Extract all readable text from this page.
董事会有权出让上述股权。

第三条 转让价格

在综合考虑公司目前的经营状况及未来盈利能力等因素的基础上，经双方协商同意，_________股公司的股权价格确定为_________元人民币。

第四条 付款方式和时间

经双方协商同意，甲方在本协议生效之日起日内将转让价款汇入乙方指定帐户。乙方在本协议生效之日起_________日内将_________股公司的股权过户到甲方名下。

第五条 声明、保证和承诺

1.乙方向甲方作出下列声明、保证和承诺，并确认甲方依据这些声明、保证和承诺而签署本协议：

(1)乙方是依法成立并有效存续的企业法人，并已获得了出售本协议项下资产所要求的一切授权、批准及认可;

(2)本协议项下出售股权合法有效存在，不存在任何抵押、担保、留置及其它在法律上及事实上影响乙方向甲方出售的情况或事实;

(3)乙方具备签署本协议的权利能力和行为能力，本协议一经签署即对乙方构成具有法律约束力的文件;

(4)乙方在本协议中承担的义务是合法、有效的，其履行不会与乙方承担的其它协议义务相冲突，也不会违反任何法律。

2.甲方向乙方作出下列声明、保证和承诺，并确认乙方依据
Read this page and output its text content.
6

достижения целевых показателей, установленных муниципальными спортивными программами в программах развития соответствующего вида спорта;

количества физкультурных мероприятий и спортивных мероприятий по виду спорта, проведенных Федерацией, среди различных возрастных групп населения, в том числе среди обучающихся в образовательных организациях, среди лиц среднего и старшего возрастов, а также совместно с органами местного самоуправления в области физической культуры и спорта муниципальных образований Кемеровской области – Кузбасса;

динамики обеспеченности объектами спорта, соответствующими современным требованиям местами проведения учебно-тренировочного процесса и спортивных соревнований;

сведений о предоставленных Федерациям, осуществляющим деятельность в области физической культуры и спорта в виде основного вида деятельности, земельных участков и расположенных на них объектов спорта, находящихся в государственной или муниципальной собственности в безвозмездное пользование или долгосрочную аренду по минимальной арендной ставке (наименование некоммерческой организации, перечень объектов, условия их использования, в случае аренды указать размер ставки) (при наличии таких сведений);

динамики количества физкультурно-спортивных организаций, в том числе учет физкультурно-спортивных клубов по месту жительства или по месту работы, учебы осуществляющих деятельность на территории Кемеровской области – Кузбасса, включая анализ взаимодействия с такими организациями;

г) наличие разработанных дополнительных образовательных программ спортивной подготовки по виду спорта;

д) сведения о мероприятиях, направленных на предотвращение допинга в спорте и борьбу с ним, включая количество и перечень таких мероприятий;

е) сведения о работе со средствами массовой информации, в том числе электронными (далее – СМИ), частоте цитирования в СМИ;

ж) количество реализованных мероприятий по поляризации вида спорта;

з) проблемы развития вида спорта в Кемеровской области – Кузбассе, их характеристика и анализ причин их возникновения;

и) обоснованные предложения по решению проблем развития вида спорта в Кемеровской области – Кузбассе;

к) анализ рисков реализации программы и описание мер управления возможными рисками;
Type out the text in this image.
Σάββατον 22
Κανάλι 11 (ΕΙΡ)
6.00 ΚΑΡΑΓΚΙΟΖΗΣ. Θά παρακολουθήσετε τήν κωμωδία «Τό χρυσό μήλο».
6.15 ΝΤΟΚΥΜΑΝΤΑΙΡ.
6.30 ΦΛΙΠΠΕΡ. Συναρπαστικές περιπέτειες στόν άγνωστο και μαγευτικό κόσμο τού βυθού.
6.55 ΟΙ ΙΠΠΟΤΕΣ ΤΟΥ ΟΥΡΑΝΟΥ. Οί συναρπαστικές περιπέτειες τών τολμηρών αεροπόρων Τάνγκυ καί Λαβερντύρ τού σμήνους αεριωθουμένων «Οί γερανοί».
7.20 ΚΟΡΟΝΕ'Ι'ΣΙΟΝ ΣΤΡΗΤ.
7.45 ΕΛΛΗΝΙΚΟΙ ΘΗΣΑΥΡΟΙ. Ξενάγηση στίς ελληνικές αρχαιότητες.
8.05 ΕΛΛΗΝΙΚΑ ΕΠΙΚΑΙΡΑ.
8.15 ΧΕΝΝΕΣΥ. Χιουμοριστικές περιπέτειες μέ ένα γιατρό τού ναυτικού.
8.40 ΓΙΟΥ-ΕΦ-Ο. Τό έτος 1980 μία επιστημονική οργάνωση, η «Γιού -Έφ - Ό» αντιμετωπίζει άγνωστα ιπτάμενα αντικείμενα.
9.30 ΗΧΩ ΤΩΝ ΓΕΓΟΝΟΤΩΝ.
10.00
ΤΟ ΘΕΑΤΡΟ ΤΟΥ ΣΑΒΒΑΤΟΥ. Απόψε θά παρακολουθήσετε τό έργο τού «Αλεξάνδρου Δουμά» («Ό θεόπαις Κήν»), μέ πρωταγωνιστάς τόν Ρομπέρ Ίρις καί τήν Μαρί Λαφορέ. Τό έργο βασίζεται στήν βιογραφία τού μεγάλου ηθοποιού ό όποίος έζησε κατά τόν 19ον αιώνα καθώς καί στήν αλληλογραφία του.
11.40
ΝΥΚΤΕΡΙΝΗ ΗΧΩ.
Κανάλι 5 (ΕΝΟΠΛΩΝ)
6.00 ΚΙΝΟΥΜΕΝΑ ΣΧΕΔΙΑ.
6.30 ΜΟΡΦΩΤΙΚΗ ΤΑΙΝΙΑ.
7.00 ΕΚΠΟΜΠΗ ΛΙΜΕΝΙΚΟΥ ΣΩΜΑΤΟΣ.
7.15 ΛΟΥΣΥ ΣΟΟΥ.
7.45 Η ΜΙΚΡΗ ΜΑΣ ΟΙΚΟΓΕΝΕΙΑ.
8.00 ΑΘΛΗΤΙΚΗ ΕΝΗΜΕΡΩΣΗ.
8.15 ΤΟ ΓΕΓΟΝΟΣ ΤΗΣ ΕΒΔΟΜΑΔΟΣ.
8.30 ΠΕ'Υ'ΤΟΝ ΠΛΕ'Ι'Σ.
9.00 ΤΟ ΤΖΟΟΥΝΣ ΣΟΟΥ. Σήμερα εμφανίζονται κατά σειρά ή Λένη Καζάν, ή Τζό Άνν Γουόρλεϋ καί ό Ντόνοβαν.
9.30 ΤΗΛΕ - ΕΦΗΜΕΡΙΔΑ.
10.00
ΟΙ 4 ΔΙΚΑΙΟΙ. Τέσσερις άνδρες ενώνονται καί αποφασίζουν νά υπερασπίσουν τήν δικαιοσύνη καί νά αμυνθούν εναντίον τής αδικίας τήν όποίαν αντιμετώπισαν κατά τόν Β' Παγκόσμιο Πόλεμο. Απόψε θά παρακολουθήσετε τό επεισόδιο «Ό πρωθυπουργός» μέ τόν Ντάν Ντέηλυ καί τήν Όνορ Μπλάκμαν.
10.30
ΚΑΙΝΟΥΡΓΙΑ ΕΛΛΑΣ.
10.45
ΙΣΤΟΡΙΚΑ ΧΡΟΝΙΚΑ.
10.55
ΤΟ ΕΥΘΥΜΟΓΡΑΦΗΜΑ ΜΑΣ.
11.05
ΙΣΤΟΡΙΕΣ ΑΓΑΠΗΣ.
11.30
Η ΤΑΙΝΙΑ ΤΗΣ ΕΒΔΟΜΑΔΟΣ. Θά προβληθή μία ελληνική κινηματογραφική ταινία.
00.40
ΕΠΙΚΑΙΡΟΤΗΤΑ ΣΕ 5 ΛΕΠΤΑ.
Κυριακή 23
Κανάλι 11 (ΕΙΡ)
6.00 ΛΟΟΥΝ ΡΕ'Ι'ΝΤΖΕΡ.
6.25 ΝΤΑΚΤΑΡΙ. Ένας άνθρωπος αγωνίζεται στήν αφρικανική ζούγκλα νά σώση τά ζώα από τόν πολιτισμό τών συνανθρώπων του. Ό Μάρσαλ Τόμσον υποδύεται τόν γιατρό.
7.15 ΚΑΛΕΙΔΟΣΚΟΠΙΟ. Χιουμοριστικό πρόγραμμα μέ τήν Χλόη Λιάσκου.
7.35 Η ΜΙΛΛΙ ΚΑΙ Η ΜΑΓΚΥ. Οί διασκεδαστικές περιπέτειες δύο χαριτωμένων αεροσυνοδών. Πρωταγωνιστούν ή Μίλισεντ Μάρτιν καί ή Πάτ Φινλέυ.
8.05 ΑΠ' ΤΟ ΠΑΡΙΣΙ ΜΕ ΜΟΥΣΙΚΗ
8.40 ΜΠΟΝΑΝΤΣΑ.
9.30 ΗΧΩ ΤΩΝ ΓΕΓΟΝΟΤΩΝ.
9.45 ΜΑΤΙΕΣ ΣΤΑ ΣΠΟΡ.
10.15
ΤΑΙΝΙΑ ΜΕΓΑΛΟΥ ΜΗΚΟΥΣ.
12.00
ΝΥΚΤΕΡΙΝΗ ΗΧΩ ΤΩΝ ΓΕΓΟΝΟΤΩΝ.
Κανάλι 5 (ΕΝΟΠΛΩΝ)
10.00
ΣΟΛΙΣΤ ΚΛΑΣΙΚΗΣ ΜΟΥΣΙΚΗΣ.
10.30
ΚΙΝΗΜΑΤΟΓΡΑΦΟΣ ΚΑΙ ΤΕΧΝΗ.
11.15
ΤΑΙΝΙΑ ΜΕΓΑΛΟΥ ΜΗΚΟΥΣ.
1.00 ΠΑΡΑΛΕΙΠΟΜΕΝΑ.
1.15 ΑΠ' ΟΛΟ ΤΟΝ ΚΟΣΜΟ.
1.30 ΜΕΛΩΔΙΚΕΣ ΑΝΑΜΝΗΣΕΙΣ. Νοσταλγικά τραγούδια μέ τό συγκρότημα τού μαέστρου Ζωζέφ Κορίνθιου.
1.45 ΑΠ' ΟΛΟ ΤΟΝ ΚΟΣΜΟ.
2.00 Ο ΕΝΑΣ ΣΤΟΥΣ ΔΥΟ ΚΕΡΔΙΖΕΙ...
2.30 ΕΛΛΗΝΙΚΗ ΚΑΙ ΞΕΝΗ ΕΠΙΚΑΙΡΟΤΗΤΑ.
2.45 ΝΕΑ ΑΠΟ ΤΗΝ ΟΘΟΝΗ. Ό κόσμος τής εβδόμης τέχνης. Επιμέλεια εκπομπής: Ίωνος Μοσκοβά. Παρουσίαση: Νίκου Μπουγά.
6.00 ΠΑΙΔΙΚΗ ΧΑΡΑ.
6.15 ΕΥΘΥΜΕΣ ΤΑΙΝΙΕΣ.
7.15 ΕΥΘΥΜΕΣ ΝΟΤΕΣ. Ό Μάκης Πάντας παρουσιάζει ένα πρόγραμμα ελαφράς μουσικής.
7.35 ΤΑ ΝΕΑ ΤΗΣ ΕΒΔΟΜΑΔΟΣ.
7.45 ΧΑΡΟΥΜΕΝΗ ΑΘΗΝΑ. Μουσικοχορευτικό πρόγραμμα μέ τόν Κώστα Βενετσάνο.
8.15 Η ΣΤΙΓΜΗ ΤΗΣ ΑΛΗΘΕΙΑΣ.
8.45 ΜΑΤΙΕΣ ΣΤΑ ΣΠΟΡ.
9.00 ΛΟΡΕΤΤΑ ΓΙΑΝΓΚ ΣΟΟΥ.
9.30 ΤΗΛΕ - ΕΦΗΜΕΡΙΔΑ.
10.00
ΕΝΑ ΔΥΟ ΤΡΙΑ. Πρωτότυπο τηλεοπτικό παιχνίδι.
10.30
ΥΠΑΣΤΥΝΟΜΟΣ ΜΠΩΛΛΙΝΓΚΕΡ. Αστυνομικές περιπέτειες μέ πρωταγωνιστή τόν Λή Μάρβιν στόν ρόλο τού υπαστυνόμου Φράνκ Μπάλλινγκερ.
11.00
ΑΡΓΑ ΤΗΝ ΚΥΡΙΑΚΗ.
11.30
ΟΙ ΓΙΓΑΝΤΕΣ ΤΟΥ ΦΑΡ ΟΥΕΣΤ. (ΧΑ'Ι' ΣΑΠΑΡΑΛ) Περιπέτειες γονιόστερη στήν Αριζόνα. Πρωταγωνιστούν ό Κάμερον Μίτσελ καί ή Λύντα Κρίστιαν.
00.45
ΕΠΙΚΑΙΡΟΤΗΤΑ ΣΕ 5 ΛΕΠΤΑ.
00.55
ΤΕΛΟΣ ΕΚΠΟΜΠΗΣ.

**Goal:**
Copy every line of the entries above in which "таких" occurs.

**Task solution:**
сведений о предоставленных Федерациям, осуществляющим деятельность в области физической культуры и спорта в виде основного вида деятельности, земельных участков и расположенных на них объектов спорта, находящихся в государственной или муниципальной собственности в безвозмездное пользование или долгосрочную аренду по минимальной арендной ставке (наименование некоммерческой организации, перечень объектов, условия их использования, в случае аренды указать размер ставки) (при наличии таких сведений);
д) сведения о мероприятиях, направленных на предотвращение допинга в спорте и борьбу с ним, включая количество и перечень таких мероприятий;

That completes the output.